[Dataset records on visual material]
--------------------------------------------------
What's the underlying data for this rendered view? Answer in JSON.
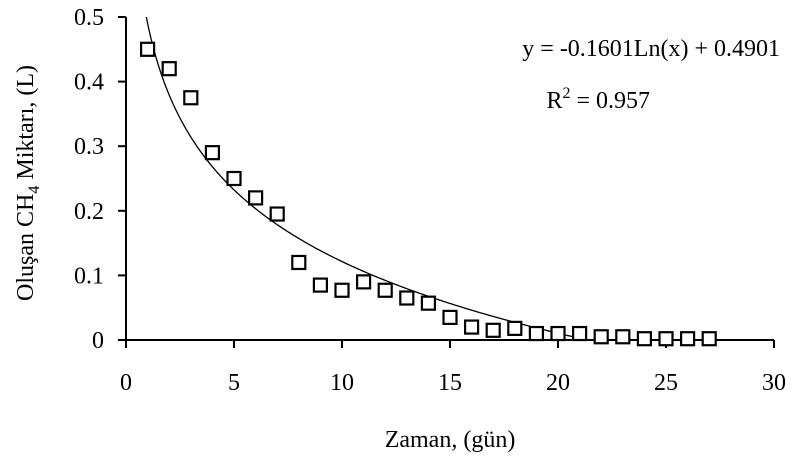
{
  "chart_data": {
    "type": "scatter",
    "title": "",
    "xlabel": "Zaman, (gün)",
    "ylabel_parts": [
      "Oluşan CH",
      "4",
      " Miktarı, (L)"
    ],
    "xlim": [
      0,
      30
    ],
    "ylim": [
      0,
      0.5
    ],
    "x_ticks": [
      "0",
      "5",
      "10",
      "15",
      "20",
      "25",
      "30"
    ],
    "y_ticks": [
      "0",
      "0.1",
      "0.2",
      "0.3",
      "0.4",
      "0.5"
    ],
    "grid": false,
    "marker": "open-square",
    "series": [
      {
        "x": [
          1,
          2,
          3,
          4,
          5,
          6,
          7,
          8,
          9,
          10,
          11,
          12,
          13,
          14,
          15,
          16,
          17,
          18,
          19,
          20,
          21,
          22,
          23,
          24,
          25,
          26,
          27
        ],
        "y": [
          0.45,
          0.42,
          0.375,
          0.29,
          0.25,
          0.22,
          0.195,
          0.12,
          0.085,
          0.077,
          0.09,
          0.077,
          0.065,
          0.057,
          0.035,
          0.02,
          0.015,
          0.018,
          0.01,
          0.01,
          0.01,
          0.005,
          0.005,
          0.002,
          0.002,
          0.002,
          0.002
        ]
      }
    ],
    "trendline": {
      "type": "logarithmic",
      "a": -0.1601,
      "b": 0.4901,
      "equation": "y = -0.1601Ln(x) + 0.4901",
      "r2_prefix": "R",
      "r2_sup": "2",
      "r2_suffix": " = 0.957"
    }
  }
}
--------------------------------------------------
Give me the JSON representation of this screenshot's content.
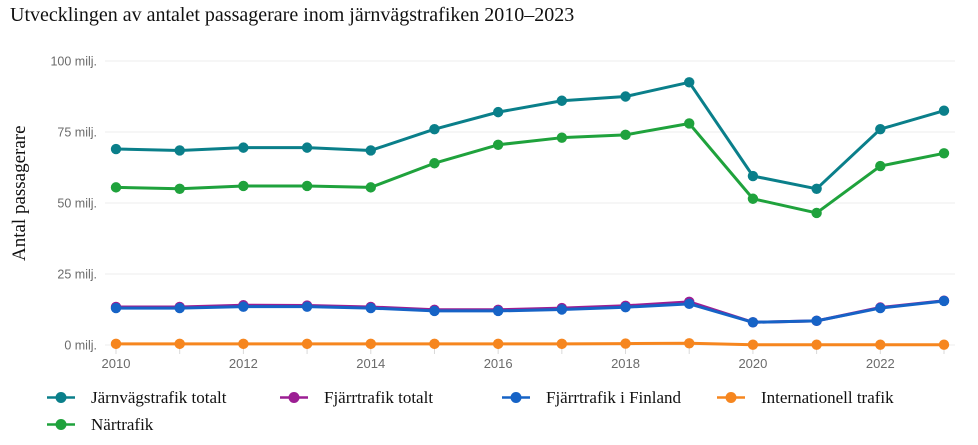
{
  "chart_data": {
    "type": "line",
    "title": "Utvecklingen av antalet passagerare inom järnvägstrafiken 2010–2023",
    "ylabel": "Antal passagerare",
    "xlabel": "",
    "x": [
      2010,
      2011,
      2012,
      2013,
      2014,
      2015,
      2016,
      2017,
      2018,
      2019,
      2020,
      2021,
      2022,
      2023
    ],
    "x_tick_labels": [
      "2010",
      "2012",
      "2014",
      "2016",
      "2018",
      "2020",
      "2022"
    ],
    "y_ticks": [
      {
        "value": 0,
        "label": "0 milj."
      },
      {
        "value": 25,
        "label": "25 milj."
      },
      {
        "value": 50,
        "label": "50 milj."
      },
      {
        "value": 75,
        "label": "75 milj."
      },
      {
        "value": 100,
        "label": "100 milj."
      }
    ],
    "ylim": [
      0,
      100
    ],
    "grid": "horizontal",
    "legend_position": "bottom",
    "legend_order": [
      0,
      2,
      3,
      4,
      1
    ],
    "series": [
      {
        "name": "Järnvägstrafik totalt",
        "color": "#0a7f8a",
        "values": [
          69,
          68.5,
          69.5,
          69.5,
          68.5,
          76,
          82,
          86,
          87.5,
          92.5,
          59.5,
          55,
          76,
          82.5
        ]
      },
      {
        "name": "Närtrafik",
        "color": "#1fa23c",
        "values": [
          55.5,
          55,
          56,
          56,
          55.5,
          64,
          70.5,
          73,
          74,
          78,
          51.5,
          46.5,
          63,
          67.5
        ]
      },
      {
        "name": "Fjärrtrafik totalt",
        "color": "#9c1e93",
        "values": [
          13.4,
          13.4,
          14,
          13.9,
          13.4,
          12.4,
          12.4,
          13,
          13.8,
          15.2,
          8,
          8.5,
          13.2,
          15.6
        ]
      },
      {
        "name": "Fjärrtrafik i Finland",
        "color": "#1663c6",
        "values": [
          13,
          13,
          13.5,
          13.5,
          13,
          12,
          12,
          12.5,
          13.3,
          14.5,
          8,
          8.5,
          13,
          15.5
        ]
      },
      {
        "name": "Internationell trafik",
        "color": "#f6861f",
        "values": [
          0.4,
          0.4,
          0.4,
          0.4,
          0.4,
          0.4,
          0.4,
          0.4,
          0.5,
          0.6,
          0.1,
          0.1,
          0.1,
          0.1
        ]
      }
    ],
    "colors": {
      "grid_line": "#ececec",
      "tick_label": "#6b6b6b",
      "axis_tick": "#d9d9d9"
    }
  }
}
--------------------------------------------------
Given instruction:
Above are records; say how many of their lines contain the word "name", giving only the number.

Complete response:
5